= What the task requires =
Output the data below in full, byte for byte. Nothing may differ.

● ● ● ●

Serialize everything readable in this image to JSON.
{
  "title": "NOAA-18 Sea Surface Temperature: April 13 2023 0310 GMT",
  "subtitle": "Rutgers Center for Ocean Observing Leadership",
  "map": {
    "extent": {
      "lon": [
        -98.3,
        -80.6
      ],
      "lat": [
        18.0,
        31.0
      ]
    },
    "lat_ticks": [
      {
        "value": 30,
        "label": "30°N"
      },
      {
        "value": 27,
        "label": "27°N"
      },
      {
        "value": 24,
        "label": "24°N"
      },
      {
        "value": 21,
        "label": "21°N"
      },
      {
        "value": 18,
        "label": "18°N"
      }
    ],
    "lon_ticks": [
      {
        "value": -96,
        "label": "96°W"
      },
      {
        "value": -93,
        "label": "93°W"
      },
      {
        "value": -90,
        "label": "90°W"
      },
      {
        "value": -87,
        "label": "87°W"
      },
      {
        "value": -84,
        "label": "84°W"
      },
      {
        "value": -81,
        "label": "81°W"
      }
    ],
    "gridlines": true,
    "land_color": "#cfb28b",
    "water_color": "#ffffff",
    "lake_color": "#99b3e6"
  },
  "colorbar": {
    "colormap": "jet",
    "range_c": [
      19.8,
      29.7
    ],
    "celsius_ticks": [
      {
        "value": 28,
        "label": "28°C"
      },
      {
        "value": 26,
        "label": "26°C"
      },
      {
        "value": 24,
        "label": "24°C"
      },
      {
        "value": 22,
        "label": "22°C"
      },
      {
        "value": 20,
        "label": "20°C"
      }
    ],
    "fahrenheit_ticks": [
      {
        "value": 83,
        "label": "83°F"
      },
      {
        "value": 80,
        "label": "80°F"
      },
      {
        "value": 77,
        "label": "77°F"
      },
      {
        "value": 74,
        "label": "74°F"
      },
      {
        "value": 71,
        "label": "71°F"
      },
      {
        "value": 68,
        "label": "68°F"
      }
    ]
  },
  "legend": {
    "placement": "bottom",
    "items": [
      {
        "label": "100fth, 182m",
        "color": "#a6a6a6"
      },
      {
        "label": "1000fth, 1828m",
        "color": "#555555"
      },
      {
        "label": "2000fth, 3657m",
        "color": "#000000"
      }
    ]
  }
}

● ● ● ●

= Result for this exercise =
Serialize everything readable in this image to JSON.
{
  "title": "NOAA-18 Sea Surface Temperature: April 13 2023 0310 GMT",
  "subtitle": "Rutgers Center for Ocean Observing Leadership",
  "map": {
    "extent": {
      "lon": [
        -98.3,
        -80.6
      ],
      "lat": [
        18.0,
        31.0
      ]
    },
    "lat_ticks": [
      {
        "value": 30,
        "label": "30°N"
      },
      {
        "value": 27,
        "label": "27°N"
      },
      {
        "value": 24,
        "label": "24°N"
      },
      {
        "value": 21,
        "label": "21°N"
      },
      {
        "value": 18,
        "label": "18°N"
      }
    ],
    "lon_ticks": [
      {
        "value": -96,
        "label": "96°W"
      },
      {
        "value": -93,
        "label": "93°W"
      },
      {
        "value": -90,
        "label": "90°W"
      },
      {
        "value": -87,
        "label": "87°W"
      },
      {
        "value": -84,
        "label": "84°W"
      },
      {
        "value": -81,
        "label": "81°W"
      }
    ],
    "gridlines": true,
    "land_color": "#cfb28b",
    "water_color": "#ffffff",
    "lake_color": "#99b3e6"
  },
  "colorbar": {
    "colormap": "jet",
    "range_c": [
      19.8,
      29.7
    ],
    "celsius_ticks": [
      {
        "value": 28,
        "label": "28°C"
      },
      {
        "value": 26,
        "label": "26°C"
      },
      {
        "value": 24,
        "label": "24°C"
      },
      {
        "value": 22,
        "label": "22°C"
      },
      {
        "value": 20,
        "label": "20°C"
      }
    ],
    "fahrenheit_ticks": [
      {
        "value": 83,
        "label": "83°F"
      },
      {
        "value": 80,
        "label": "80°F"
      },
      {
        "value": 77,
        "label": "77°F"
      },
      {
        "value": 74,
        "label": "74°F"
      },
      {
        "value": 71,
        "label": "71°F"
      },
      {
        "value": 68,
        "label": "68°F"
      }
    ]
  },
  "legend": {
    "placement": "bottom",
    "items": [
      {
        "label": "100fth, 182m",
        "color": "#a6a6a6"
      },
      {
        "label": "1000fth, 1828m",
        "color": "#555555"
      },
      {
        "label": "2000fth, 3657m",
        "color": "#000000"
      }
    ]
  }
}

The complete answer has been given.